**GIVEN RECORDS:**
>>>>

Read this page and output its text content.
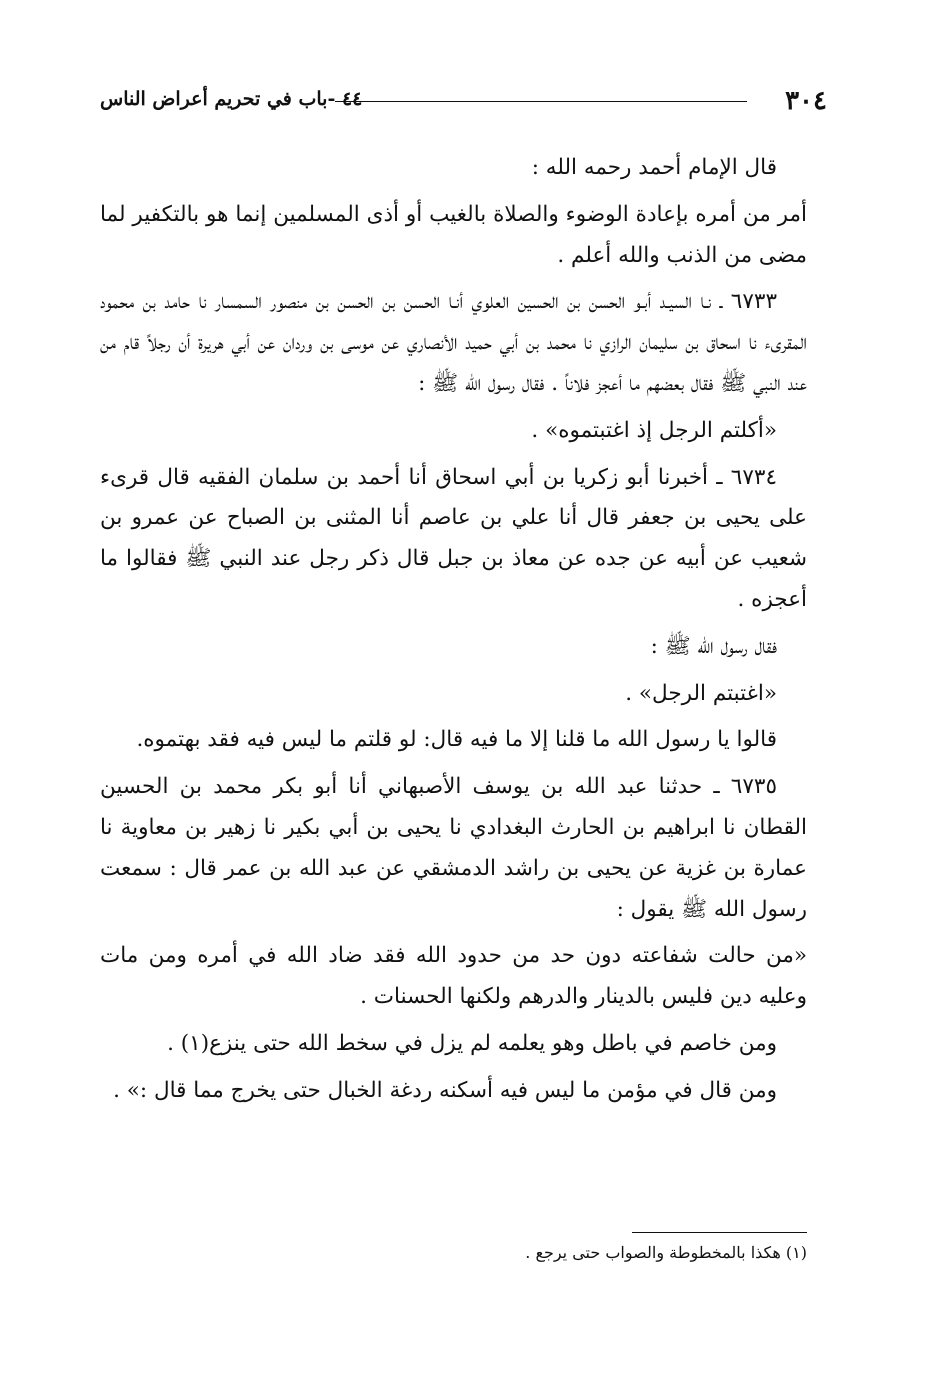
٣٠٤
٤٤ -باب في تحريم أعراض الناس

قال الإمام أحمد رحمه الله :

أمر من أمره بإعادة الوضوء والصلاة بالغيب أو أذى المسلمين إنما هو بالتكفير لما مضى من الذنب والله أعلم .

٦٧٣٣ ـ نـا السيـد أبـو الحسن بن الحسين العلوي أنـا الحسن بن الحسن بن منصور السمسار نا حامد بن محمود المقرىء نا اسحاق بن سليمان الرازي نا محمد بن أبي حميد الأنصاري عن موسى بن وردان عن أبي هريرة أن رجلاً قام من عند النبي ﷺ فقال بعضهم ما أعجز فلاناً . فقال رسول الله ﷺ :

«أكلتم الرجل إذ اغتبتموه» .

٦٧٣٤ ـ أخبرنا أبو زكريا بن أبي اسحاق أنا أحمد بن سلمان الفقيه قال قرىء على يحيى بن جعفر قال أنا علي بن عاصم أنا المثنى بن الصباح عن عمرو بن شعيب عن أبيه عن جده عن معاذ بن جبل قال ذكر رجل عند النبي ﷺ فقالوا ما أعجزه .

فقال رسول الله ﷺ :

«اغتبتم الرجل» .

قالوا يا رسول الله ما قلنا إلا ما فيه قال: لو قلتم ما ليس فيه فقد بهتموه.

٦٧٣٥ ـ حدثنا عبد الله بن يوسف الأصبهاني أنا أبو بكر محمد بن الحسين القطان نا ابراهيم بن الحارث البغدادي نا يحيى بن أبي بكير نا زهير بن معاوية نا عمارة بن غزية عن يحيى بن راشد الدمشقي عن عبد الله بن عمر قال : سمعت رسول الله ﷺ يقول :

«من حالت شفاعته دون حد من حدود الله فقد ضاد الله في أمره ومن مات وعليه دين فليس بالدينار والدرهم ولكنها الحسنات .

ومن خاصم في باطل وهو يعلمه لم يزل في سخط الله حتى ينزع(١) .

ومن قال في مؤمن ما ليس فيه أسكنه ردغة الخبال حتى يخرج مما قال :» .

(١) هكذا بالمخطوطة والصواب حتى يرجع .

<<<<
>>>>

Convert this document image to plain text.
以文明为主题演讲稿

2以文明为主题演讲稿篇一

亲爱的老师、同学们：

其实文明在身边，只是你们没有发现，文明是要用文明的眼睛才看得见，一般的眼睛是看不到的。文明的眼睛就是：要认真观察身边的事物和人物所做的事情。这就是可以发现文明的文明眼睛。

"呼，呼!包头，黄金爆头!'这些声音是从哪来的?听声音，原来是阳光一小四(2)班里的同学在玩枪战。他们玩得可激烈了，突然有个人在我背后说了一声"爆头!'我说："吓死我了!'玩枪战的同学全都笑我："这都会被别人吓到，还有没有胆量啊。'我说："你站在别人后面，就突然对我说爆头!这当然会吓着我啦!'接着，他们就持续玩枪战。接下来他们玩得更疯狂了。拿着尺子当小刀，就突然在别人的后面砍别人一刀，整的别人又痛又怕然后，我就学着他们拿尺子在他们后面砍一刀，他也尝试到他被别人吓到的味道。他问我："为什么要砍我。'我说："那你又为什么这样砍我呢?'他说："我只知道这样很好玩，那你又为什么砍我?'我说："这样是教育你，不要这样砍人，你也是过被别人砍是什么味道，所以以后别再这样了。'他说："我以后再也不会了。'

<<<<

Show every line in the records above that contains the word "أحمد".

قال الإمام أحمد رحمه الله :
٦٧٣٤ ـ أخبرنا أبو زكريا بن أبي اسحاق أنا أحمد بن سلمان الفقيه قال قرىء على يحيى بن جعفر قال أنا علي بن عاصم أنا المثنى بن الصباح عن عمرو بن شعيب عن أبيه عن جده عن معاذ بن جبل قال ذكر رجل عند النبي ﷺ فقالوا ما أعجزه .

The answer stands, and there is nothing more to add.